* **Instructions for the task**:
Transcribe the records below exactly.

================

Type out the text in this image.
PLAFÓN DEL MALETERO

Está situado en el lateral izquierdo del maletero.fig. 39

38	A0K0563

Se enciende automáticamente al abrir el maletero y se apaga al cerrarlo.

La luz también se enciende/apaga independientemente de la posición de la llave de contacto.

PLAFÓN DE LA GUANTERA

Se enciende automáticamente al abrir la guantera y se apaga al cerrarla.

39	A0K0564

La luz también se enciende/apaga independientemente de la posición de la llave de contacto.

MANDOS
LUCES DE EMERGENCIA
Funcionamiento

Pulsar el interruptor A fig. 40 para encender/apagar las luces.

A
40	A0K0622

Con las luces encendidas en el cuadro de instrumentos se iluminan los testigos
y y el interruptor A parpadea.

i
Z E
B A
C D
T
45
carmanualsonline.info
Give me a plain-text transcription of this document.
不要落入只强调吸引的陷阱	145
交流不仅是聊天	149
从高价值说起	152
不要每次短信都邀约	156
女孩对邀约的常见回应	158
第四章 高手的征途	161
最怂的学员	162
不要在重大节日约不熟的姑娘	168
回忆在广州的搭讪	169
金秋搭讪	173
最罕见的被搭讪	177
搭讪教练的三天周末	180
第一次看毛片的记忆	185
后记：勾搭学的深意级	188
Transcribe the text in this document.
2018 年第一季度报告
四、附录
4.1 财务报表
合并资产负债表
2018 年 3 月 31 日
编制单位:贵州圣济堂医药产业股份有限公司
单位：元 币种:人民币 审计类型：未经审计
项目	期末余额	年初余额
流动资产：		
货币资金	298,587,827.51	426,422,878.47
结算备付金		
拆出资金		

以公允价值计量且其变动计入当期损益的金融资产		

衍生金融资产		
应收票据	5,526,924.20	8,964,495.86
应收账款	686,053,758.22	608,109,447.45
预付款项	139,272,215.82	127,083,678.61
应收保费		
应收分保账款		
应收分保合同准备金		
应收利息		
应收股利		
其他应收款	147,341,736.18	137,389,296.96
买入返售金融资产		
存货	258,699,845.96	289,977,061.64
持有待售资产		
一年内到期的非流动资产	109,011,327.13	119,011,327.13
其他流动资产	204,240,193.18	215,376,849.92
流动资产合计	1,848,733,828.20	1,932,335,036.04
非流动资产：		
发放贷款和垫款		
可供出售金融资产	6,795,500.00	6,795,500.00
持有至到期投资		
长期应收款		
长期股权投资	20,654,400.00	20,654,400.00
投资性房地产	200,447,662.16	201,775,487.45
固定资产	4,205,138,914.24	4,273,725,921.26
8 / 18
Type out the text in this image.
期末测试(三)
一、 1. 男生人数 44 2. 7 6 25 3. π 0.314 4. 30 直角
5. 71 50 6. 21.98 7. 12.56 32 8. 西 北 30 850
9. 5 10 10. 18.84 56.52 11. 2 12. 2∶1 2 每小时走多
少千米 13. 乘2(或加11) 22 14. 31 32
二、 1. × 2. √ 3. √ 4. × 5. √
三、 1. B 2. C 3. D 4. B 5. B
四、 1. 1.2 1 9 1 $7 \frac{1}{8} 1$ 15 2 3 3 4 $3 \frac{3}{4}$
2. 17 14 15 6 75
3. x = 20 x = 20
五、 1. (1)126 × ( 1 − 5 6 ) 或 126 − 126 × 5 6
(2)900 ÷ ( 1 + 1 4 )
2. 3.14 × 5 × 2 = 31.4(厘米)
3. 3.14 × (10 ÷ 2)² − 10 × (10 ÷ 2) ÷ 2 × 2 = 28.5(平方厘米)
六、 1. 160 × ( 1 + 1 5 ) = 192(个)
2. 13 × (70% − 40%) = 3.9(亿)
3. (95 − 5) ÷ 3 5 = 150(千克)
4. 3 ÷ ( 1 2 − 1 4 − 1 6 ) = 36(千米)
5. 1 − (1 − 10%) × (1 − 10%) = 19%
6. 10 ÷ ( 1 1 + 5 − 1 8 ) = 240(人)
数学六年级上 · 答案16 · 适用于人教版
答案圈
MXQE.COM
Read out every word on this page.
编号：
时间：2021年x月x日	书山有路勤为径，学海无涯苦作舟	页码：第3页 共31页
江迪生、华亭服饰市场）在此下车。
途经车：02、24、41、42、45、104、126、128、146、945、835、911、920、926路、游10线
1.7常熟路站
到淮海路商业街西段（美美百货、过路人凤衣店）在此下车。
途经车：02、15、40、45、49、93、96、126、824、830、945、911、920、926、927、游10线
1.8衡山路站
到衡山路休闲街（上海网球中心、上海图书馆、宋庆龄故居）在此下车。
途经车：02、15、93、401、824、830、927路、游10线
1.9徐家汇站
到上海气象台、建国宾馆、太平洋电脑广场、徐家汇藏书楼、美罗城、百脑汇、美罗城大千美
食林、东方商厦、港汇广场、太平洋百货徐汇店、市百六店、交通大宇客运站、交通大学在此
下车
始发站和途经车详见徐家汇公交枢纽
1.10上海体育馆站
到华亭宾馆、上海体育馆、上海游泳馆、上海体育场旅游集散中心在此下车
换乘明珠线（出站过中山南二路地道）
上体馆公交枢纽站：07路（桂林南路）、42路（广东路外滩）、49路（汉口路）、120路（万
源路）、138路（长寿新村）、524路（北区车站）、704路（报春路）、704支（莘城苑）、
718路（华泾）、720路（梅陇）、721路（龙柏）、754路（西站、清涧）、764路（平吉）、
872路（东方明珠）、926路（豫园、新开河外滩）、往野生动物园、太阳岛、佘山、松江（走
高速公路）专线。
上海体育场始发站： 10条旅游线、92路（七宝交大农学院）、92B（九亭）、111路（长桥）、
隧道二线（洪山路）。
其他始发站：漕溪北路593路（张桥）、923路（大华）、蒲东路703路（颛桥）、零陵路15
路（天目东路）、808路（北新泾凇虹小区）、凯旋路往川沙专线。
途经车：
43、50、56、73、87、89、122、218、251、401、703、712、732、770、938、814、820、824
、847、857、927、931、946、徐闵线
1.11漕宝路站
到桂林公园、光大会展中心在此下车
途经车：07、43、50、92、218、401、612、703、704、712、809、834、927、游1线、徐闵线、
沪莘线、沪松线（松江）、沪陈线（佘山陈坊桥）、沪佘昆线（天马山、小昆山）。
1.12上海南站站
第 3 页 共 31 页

================

* **Correct response**:
Type out the text in this image.
PLAFÓN DEL MALETERO

Está situado en el lateral izquierdo del maletero.fig. 39

38	A0K0563

Se enciende automáticamente al abrir el maletero y se apaga al cerrarlo.

La luz también se enciende/apaga independientemente de la posición de la llave de contacto.

PLAFÓN DE LA GUANTERA

Se enciende automáticamente al abrir la guantera y se apaga al cerrarla.

39	A0K0564

La luz también se enciende/apaga independientemente de la posición de la llave de contacto.

MANDOS
LUCES DE EMERGENCIA
Funcionamiento

Pulsar el interruptor A fig. 40 para encender/apagar las luces.

A
40	A0K0622

Con las luces encendidas en el cuadro de instrumentos se iluminan los testigos
y y el interruptor A parpadea.

i
Z E
B A
C D
T
45
carmanualsonline.info
Give me a plain-text transcription of this document.
不要落入只强调吸引的陷阱	145
交流不仅是聊天	149
从高价值说起	152
不要每次短信都邀约	156
女孩对邀约的常见回应	158
第四章 高手的征途	161
最怂的学员	162
不要在重大节日约不熟的姑娘	168
回忆在广州的搭讪	169
金秋搭讪	173
最罕见的被搭讪	177
搭讪教练的三天周末	180
第一次看毛片的记忆	185
后记：勾搭学的深意级	188
Transcribe the text in this document.
2018 年第一季度报告
四、附录
4.1 财务报表
合并资产负债表
2018 年 3 月 31 日
编制单位:贵州圣济堂医药产业股份有限公司
单位：元 币种:人民币 审计类型：未经审计
项目	期末余额	年初余额
流动资产：		
货币资金	298,587,827.51	426,422,878.47
结算备付金		
拆出资金		

以公允价值计量且其变动计入当期损益的金融资产		

衍生金融资产		
应收票据	5,526,924.20	8,964,495.86
应收账款	686,053,758.22	608,109,447.45
预付款项	139,272,215.82	127,083,678.61
应收保费		
应收分保账款		
应收分保合同准备金		
应收利息		
应收股利		
其他应收款	147,341,736.18	137,389,296.96
买入返售金融资产		
存货	258,699,845.96	289,977,061.64
持有待售资产		
一年内到期的非流动资产	109,011,327.13	119,011,327.13
其他流动资产	204,240,193.18	215,376,849.92
流动资产合计	1,848,733,828.20	1,932,335,036.04
非流动资产：		
发放贷款和垫款		
可供出售金融资产	6,795,500.00	6,795,500.00
持有至到期投资		
长期应收款		
长期股权投资	20,654,400.00	20,654,400.00
投资性房地产	200,447,662.16	201,775,487.45
固定资产	4,205,138,914.24	4,273,725,921.26
8 / 18
Type out the text in this image.
期末测试(三)
一、 1. 男生人数 44 2. 7 6 25 3. π 0.314 4. 30 直角
5. 71 50 6. 21.98 7. 12.56 32 8. 西 北 30 850
9. 5 10 10. 18.84 56.52 11. 2 12. 2∶1 2 每小时走多
少千米 13. 乘2(或加11) 22 14. 31 32
二、 1. × 2. √ 3. √ 4. × 5. √
三、 1. B 2. C 3. D 4. B 5. B
四、 1. 1.2 1 9 1 $7 \frac{1}{8} 1$ 15 2 3 3 4 $3 \frac{3}{4}$
2. 17 14 15 6 75
3. x = 20 x = 20
五、 1. (1)126 × ( 1 − 5 6 ) 或 126 − 126 × 5 6
(2)900 ÷ ( 1 + 1 4 )
2. 3.14 × 5 × 2 = 31.4(厘米)
3. 3.14 × (10 ÷ 2)² − 10 × (10 ÷ 2) ÷ 2 × 2 = 28.5(平方厘米)
六、 1. 160 × ( 1 + 1 5 ) = 192(个)
2. 13 × (70% − 40%) = 3.9(亿)
3. (95 − 5) ÷ 3 5 = 150(千克)
4. 3 ÷ ( 1 2 − 1 4 − 1 6 ) = 36(千米)
5. 1 − (1 − 10%) × (1 − 10%) = 19%
6. 10 ÷ ( 1 1 + 5 − 1 8 ) = 240(人)
数学六年级上 · 答案16 · 适用于人教版
答案圈
MXQE.COM
Read out every word on this page.
编号：
时间：2021年x月x日	书山有路勤为径，学海无涯苦作舟	页码：第3页 共31页
江迪生、华亭服饰市场）在此下车。
途经车：02、24、41、42、45、104、126、128、146、945、835、911、920、926路、游10线
1.7常熟路站
到淮海路商业街西段（美美百货、过路人凤衣店）在此下车。
途经车：02、15、40、45、49、93、96、126、824、830、945、911、920、926、927、游10线
1.8衡山路站
到衡山路休闲街（上海网球中心、上海图书馆、宋庆龄故居）在此下车。
途经车：02、15、93、401、824、830、927路、游10线
1.9徐家汇站
到上海气象台、建国宾馆、太平洋电脑广场、徐家汇藏书楼、美罗城、百脑汇、美罗城大千美
食林、东方商厦、港汇广场、太平洋百货徐汇店、市百六店、交通大宇客运站、交通大学在此
下车
始发站和途经车详见徐家汇公交枢纽
1.10上海体育馆站
到华亭宾馆、上海体育馆、上海游泳馆、上海体育场旅游集散中心在此下车
换乘明珠线（出站过中山南二路地道）
上体馆公交枢纽站：07路（桂林南路）、42路（广东路外滩）、49路（汉口路）、120路（万
源路）、138路（长寿新村）、524路（北区车站）、704路（报春路）、704支（莘城苑）、
718路（华泾）、720路（梅陇）、721路（龙柏）、754路（西站、清涧）、764路（平吉）、
872路（东方明珠）、926路（豫园、新开河外滩）、往野生动物园、太阳岛、佘山、松江（走
高速公路）专线。
上海体育场始发站： 10条旅游线、92路（七宝交大农学院）、92B（九亭）、111路（长桥）、
隧道二线（洪山路）。
其他始发站：漕溪北路593路（张桥）、923路（大华）、蒲东路703路（颛桥）、零陵路15
路（天目东路）、808路（北新泾凇虹小区）、凯旋路往川沙专线。
途经车：
43、50、56、73、87、89、122、218、251、401、703、712、732、770、938、814、820、824
、847、857、927、931、946、徐闵线
1.11漕宝路站
到桂林公园、光大会展中心在此下车
途经车：07、43、50、92、218、401、612、703、704、712、809、834、927、游1线、徐闵线、
沪莘线、沪松线（松江）、沪陈线（佘山陈坊桥）、沪佘昆线（天马山、小昆山）。
1.12上海南站站
第 3 页 共 31 页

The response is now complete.